- The problem: Print the records below exactly as they appear.

- Source material:
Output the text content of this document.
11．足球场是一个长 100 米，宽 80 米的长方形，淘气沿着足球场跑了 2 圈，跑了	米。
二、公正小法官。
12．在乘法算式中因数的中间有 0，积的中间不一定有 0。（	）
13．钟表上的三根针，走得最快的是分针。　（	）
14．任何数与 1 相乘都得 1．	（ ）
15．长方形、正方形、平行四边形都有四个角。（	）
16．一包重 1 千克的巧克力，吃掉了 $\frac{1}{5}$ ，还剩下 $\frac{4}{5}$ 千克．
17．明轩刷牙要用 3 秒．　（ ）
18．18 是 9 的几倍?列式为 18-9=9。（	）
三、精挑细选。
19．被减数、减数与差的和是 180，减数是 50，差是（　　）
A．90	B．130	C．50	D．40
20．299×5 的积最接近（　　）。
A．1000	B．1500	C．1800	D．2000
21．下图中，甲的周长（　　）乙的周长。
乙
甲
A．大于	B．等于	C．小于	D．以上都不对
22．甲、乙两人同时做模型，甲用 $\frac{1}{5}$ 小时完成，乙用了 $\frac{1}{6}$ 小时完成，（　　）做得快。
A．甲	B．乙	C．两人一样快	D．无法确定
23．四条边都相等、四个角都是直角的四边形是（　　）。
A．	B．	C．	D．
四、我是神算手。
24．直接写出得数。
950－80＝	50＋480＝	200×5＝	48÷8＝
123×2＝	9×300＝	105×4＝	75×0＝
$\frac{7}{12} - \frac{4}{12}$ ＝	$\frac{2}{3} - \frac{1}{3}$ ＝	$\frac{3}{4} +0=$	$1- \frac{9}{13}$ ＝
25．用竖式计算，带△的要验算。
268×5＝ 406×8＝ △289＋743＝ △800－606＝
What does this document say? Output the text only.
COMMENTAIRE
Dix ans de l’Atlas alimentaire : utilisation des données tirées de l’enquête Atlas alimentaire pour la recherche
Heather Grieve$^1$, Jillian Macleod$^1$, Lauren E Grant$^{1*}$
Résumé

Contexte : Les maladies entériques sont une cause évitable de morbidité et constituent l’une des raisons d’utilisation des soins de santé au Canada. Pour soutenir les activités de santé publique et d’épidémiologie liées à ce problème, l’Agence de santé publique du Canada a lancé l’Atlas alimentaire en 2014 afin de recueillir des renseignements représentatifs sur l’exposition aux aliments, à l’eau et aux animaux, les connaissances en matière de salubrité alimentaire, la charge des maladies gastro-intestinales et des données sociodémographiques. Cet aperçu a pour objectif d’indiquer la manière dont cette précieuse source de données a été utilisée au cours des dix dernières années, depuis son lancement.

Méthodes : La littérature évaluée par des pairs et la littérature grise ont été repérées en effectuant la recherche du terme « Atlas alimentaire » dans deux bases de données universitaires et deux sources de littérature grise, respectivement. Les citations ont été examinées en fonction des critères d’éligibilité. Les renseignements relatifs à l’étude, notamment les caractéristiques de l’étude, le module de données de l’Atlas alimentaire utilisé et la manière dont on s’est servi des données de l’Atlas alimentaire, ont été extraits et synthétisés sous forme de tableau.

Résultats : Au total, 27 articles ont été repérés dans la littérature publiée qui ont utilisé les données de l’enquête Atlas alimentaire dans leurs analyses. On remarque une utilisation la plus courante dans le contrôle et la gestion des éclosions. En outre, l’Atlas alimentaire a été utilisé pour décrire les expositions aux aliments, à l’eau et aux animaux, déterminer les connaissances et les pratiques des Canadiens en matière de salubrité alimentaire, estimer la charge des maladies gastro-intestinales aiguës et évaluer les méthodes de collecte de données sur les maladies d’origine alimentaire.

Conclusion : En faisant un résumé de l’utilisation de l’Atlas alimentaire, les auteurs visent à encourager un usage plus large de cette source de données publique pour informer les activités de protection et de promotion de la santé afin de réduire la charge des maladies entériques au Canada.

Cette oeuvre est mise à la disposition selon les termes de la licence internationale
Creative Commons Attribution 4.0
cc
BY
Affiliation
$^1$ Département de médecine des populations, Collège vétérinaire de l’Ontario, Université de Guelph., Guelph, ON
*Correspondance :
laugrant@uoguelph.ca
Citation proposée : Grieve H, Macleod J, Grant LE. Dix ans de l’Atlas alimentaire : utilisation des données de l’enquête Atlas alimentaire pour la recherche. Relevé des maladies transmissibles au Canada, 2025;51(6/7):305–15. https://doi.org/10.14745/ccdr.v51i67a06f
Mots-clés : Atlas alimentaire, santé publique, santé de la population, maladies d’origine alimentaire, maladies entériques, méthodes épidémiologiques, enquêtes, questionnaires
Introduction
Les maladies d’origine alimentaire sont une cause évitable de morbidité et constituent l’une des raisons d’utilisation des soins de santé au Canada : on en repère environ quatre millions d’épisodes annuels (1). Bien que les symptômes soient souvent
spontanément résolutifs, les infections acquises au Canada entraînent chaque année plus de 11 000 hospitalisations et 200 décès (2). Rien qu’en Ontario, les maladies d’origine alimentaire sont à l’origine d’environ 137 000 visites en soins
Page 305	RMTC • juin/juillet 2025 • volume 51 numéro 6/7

- Final result:
Output the text content of this document.
11．足球场是一个长 100 米，宽 80 米的长方形，淘气沿着足球场跑了 2 圈，跑了	米。
二、公正小法官。
12．在乘法算式中因数的中间有 0，积的中间不一定有 0。（	）
13．钟表上的三根针，走得最快的是分针。　（	）
14．任何数与 1 相乘都得 1．	（ ）
15．长方形、正方形、平行四边形都有四个角。（	）
16．一包重 1 千克的巧克力，吃掉了 $\frac{1}{5}$ ，还剩下 $\frac{4}{5}$ 千克．
17．明轩刷牙要用 3 秒．　（ ）
18．18 是 9 的几倍?列式为 18-9=9。（	）
三、精挑细选。
19．被减数、减数与差的和是 180，减数是 50，差是（　　）
A．90	B．130	C．50	D．40
20．299×5 的积最接近（　　）。
A．1000	B．1500	C．1800	D．2000
21．下图中，甲的周长（　　）乙的周长。
乙
甲
A．大于	B．等于	C．小于	D．以上都不对
22．甲、乙两人同时做模型，甲用 $\frac{1}{5}$ 小时完成，乙用了 $\frac{1}{6}$ 小时完成，（　　）做得快。
A．甲	B．乙	C．两人一样快	D．无法确定
23．四条边都相等、四个角都是直角的四边形是（　　）。
A．	B．	C．	D．
四、我是神算手。
24．直接写出得数。
950－80＝	50＋480＝	200×5＝	48÷8＝
123×2＝	9×300＝	105×4＝	75×0＝
$\frac{7}{12} - \frac{4}{12}$ ＝	$\frac{2}{3} - \frac{1}{3}$ ＝	$\frac{3}{4} +0=$	$1- \frac{9}{13}$ ＝
25．用竖式计算，带△的要验算。
268×5＝ 406×8＝ △289＋743＝ △800－606＝
What does this document say? Output the text only.
COMMENTAIRE
Dix ans de l’Atlas alimentaire : utilisation des données tirées de l’enquête Atlas alimentaire pour la recherche
Heather Grieve$^1$, Jillian Macleod$^1$, Lauren E Grant$^{1*}$
Résumé

Contexte : Les maladies entériques sont une cause évitable de morbidité et constituent l’une des raisons d’utilisation des soins de santé au Canada. Pour soutenir les activités de santé publique et d’épidémiologie liées à ce problème, l’Agence de santé publique du Canada a lancé l’Atlas alimentaire en 2014 afin de recueillir des renseignements représentatifs sur l’exposition aux aliments, à l’eau et aux animaux, les connaissances en matière de salubrité alimentaire, la charge des maladies gastro-intestinales et des données sociodémographiques. Cet aperçu a pour objectif d’indiquer la manière dont cette précieuse source de données a été utilisée au cours des dix dernières années, depuis son lancement.

Méthodes : La littérature évaluée par des pairs et la littérature grise ont été repérées en effectuant la recherche du terme « Atlas alimentaire » dans deux bases de données universitaires et deux sources de littérature grise, respectivement. Les citations ont été examinées en fonction des critères d’éligibilité. Les renseignements relatifs à l’étude, notamment les caractéristiques de l’étude, le module de données de l’Atlas alimentaire utilisé et la manière dont on s’est servi des données de l’Atlas alimentaire, ont été extraits et synthétisés sous forme de tableau.

Résultats : Au total, 27 articles ont été repérés dans la littérature publiée qui ont utilisé les données de l’enquête Atlas alimentaire dans leurs analyses. On remarque une utilisation la plus courante dans le contrôle et la gestion des éclosions. En outre, l’Atlas alimentaire a été utilisé pour décrire les expositions aux aliments, à l’eau et aux animaux, déterminer les connaissances et les pratiques des Canadiens en matière de salubrité alimentaire, estimer la charge des maladies gastro-intestinales aiguës et évaluer les méthodes de collecte de données sur les maladies d’origine alimentaire.

Conclusion : En faisant un résumé de l’utilisation de l’Atlas alimentaire, les auteurs visent à encourager un usage plus large de cette source de données publique pour informer les activités de protection et de promotion de la santé afin de réduire la charge des maladies entériques au Canada.

Cette oeuvre est mise à la disposition selon les termes de la licence internationale
Creative Commons Attribution 4.0
cc
BY
Affiliation
$^1$ Département de médecine des populations, Collège vétérinaire de l’Ontario, Université de Guelph., Guelph, ON
*Correspondance :
laugrant@uoguelph.ca
Citation proposée : Grieve H, Macleod J, Grant LE. Dix ans de l’Atlas alimentaire : utilisation des données de l’enquête Atlas alimentaire pour la recherche. Relevé des maladies transmissibles au Canada, 2025;51(6/7):305–15. https://doi.org/10.14745/ccdr.v51i67a06f
Mots-clés : Atlas alimentaire, santé publique, santé de la population, maladies d’origine alimentaire, maladies entériques, méthodes épidémiologiques, enquêtes, questionnaires
Introduction
Les maladies d’origine alimentaire sont une cause évitable de morbidité et constituent l’une des raisons d’utilisation des soins de santé au Canada : on en repère environ quatre millions d’épisodes annuels (1). Bien que les symptômes soient souvent
spontanément résolutifs, les infections acquises au Canada entraînent chaque année plus de 11 000 hospitalisations et 200 décès (2). Rien qu’en Ontario, les maladies d’origine alimentaire sont à l’origine d’environ 137 000 visites en soins
Page 305	RMTC • juin/juillet 2025 • volume 51 numéro 6/7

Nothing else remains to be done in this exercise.